CONJUNTO DE EXERCÍCIOS:
A) No texto sobre Manoel Posser de Andrade, para que empresa ele trabalhava como caçador guia?
B) Escreva a continuação do texto sobre Manoel Posser de Andrade a partir da última frase apresentada.

ÁLBUM DE RECORDAÇÕES
- 15 -
MANOEL POSSER DE ANDRADE
(Caçador
Guia)

Manoel James de Arriaga Posser de Andrade, um português descendente de
famílias nobres e donas de um dos maiores latifúndios do país (Herdade de
Palma), foi um dos pioneiros da caça turística em Moçambique na qualidade de
caçador guia ao serviço da empresa Moçambique Safarilândia,
concessionária das coutadas oficiais 4 e 5, situadas numa vasta região
atravessada por um dos grandes rios do país – o Save.
Conheci este alto,
louro e atlético nobre português (designação referida no livro Baron in
África que retrata o seu colega Werner von Alvensleben), no Parque Nacional
da Gorongosa, em 1964, quando ali esteve com outros caçadores guias para
participarem, com os fiscais e guardas do mesmo Parque, na segurança ao
Presidente da República Américo Tomaz e sua comitiva, durante a visita que foi a
última de um Chefe de Estado português à colónia de Moçambique. Posteriormente,
durante as minhas deslocações de trabalho às referidas coutadas, tive alguns
encontros com este caçador, de quem conservo viva na memória a sua imagem e a
sua delicadeza de trato. Dava a impressão ser uma pessoa de outra região do
globo que estava ali não no exercício de uma profissão, mas como turista a
curtir férias e a viver as emoções das caçadas. Tudo neste
homem era diferente dos seus colegas, fruto naturalmente das suas origens e de
um passado moldado em ambientes faustosos . Esta postura não lhe trazia qualquer
desvantagem, antes pelo contrário, pois era muito estimado tanto pelos turistas
que acompanhava, como pelos colegas e pelos trabalhadores nativos da organização
que invariavelmente o apelidavam de grande senhor, de excelente colega e de
gentleman. Para os turistas caçadores ele era o anfitrião encantador que,
para além dos resultados dos safaris, tinha o privilégio de saber preencher os
tempos livres contando histórias apropriadas ao ambiente africano que viviam.

BLOCO DE DADOS:
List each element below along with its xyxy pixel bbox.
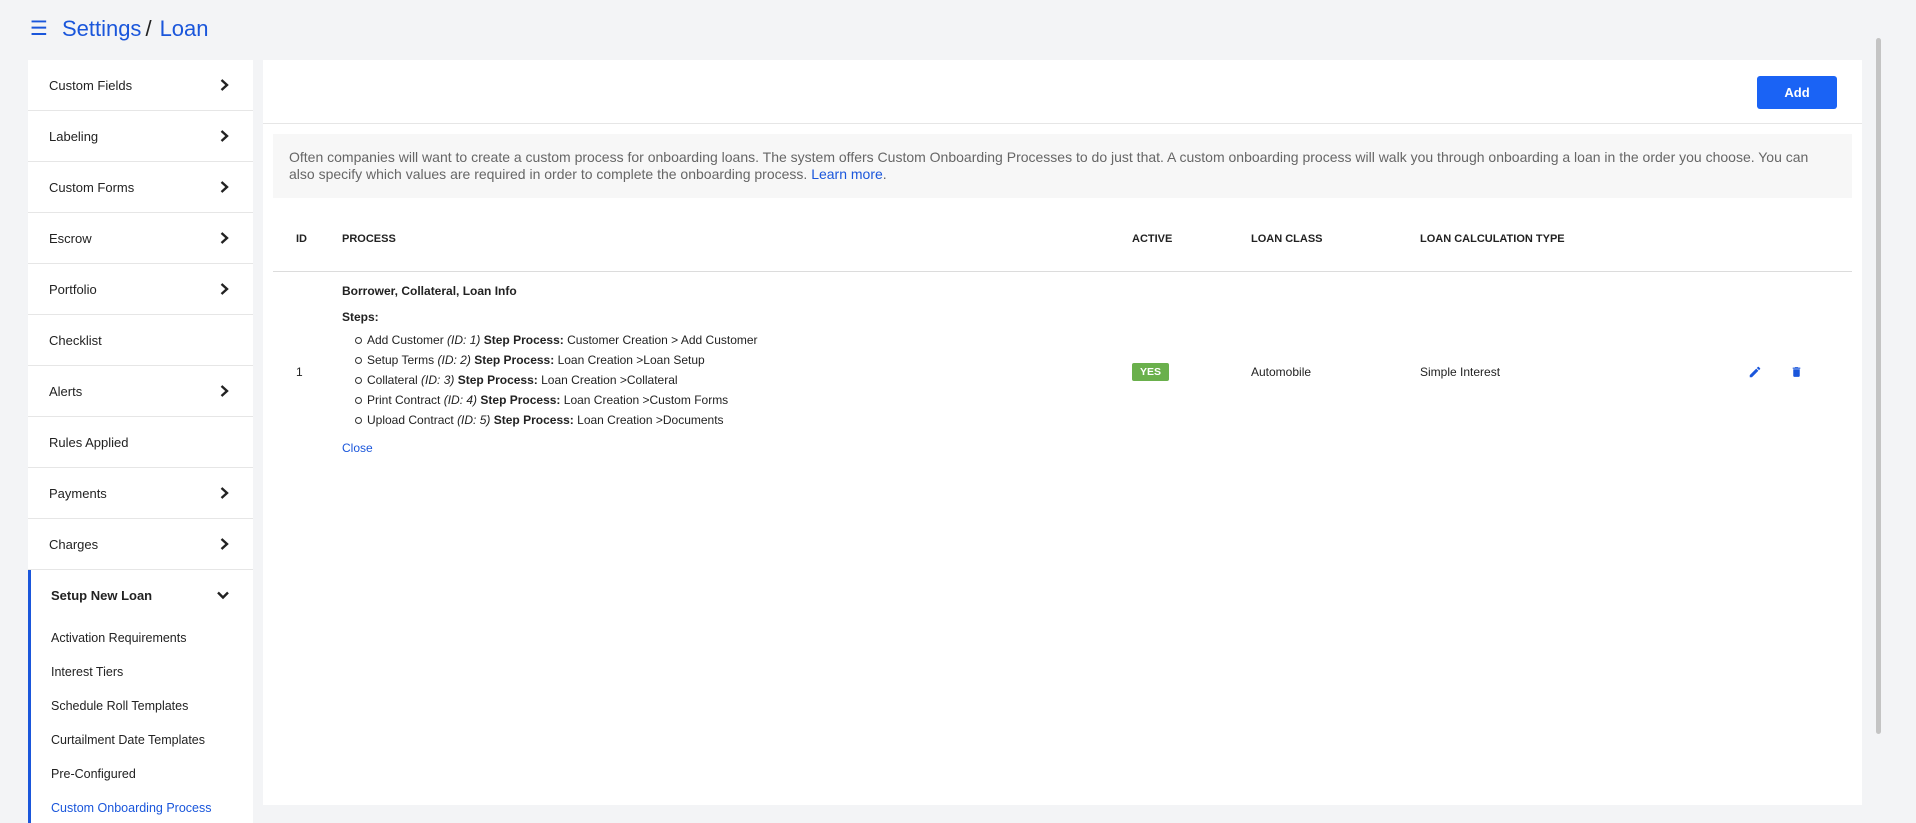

RESPOSTAS ESPERADAS:
A) Para a empresa Moçambique Safarilândia.

B)
O Posser de Andrade,
como era tratado, ostentava um currículo invejável como caçador, nomeadamente
em Angola, Quénia e Moçambique. Aos 23 anos ele iniciou os seus contactos com o
continente africano encetando uma viagem de carro em companhia de quatro amigos,
também eles ciosos de aventuras e de emoções fortes. Atravessaram o deserto do
Sahará, desde Marrocos até ao Congo, numa viagem muito atribulada que durou seis
meses. Os companheiros regressaram mas ele seguiu sozinho rumo à costa Leste
acabando por se fixar no Quénia, território onde viria a encontrar excelentes
condições para caçar.
Na condição de turista,
fidalgo e endinheirado, fez safaris sobre safaris, convivendo ali com figuras
célebres do mundo da caça e da indústria dos safaris, uma vez que o Quénia era
já, na época, o principal território do continente africano onde se praticava o
turismo cinegético em larga escala.
De caçador turista,
acabou por se envolver numa carreira com que sempre sonhara: a de caçador
profissional em África.
Foi precisamente como
caçador guia que Posser de Andrade se manteve naquele território sob colonização
inglesa, por alguns anos, adquirindo não só uma larga experiência nesta
actividade como granjeou imensas amizades personalizadas por figuras que mais
tarde foram caçar com ele a Moçambique. O célebre Barão de Blissen, figura
preponderante do filme África Minha, foi um dos seus grandes amigos!
Depois do Quénia, Posser
de Andrade seguiu para Moçambique para uma breve visita à Beira e sobretudo à
Companhia Açucareira do Búzi, um potentado agrícola fundado muitos anos antes
por seu avô Guilherme de Arriaga. Decorria o ano de 1940, altura em que
praticamente todo o interior de Moçambique era fértil em animais selvagens. A
região do Búzi, de planícies imensas e vastas savanas, era um dos grandes
bastiões de fauna, desde o mais pequeno antílope ao elefante, daí ter atraído o
nosso viajante que ali passou alguns meses a caçar antes de regressar a
Portugal.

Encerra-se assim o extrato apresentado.